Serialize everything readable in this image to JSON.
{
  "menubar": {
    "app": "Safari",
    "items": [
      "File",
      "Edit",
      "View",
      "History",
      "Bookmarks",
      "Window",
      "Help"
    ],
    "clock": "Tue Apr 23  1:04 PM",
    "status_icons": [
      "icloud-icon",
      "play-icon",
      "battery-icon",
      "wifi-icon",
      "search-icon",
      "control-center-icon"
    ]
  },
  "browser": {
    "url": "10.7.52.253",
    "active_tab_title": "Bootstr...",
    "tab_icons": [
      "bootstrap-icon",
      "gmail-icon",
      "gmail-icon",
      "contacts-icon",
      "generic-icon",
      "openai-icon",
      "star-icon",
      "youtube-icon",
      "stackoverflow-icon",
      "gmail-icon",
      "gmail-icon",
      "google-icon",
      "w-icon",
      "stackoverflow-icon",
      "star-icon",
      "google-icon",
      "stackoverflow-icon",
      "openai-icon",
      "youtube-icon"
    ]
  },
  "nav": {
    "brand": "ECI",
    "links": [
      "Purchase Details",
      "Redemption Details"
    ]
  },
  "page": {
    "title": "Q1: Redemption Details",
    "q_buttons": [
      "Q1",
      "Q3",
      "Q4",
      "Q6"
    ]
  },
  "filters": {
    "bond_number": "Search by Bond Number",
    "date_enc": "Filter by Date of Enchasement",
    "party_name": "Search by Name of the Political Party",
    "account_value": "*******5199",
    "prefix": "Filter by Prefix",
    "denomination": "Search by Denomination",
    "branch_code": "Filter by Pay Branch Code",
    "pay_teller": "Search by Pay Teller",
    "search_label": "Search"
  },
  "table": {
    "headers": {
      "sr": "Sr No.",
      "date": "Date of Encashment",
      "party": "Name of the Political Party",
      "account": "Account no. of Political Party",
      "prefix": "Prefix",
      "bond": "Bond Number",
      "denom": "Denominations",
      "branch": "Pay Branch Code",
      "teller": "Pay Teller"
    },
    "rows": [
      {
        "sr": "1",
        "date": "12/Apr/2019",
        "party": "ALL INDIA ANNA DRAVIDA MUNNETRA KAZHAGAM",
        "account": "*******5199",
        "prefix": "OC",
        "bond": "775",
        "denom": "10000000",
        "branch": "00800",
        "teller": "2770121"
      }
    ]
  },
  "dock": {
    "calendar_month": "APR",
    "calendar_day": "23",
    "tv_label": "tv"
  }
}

•••••

→ Given instruction: In the listing, find every line containing the word "Name" and list it.

→ Finished task:
    "party_name": "Search by Name of the Political Party",
      "party": "Name of the Political Party",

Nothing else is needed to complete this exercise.